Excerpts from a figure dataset
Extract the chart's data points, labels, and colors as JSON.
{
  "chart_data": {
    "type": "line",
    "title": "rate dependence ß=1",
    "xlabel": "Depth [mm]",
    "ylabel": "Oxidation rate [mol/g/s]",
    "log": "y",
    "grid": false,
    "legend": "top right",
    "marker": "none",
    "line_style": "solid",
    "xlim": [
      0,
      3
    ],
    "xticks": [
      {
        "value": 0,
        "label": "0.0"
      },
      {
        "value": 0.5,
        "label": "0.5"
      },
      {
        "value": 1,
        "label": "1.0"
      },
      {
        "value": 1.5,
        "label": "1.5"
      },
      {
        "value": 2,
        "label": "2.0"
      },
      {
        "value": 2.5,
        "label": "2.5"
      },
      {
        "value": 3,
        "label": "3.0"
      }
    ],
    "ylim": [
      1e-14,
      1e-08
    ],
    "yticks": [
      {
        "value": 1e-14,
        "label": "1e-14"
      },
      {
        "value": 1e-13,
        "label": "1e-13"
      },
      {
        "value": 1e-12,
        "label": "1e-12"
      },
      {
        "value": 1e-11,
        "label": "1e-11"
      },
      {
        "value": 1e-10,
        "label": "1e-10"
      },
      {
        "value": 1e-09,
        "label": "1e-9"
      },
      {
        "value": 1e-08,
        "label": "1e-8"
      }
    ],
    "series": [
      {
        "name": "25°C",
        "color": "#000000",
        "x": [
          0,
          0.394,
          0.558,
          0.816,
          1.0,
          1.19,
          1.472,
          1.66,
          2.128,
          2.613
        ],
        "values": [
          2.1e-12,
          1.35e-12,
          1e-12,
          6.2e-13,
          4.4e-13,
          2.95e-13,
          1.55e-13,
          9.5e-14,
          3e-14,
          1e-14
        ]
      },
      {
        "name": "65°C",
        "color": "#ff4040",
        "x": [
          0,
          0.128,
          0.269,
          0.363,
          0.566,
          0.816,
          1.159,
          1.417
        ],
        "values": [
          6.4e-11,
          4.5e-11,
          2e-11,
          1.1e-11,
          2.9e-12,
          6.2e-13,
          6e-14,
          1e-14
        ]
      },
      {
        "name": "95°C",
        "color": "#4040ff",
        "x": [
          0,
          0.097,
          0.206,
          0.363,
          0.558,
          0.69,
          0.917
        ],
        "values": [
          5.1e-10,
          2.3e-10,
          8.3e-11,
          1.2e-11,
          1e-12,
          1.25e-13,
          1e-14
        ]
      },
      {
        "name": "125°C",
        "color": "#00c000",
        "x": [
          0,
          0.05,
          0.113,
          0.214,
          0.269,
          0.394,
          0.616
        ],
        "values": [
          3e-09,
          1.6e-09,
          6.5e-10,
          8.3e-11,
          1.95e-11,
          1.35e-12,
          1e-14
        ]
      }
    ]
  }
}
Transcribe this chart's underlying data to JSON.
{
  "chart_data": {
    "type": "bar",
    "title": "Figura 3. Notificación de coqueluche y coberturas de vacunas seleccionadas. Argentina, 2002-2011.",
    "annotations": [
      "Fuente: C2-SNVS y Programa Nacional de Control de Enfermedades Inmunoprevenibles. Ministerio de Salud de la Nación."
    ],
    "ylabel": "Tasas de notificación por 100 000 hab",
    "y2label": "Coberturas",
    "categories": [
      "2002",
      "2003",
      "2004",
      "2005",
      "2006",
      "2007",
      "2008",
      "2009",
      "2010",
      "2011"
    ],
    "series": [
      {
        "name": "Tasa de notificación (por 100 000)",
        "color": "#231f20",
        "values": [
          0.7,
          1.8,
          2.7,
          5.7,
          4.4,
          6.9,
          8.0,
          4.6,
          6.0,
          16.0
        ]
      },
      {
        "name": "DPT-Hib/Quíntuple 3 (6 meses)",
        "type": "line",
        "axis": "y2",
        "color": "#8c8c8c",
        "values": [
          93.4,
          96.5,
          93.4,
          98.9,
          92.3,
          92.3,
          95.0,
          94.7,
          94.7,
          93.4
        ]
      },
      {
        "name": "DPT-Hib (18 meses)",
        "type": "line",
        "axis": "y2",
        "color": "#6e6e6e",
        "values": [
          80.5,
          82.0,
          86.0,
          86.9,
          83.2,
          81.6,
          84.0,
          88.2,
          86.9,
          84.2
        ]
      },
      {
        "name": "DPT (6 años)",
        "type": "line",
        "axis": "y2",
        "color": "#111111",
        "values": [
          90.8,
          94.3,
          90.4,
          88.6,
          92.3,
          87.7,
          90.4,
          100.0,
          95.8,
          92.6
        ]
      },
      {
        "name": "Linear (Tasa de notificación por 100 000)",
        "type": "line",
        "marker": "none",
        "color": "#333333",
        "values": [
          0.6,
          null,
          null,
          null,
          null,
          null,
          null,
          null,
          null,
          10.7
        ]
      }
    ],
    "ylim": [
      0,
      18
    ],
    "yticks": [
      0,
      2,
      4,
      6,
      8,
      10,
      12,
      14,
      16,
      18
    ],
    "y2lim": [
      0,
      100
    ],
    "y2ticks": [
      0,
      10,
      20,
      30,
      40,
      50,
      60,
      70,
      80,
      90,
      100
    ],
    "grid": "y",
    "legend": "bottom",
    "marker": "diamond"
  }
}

SET TASK:
Filter for "JSON". Return all lines that hold it.

WRITTEN ANSWER:
Extract the chart's data points, labels, and colors as JSON.
Transcribe this chart's underlying data to JSON.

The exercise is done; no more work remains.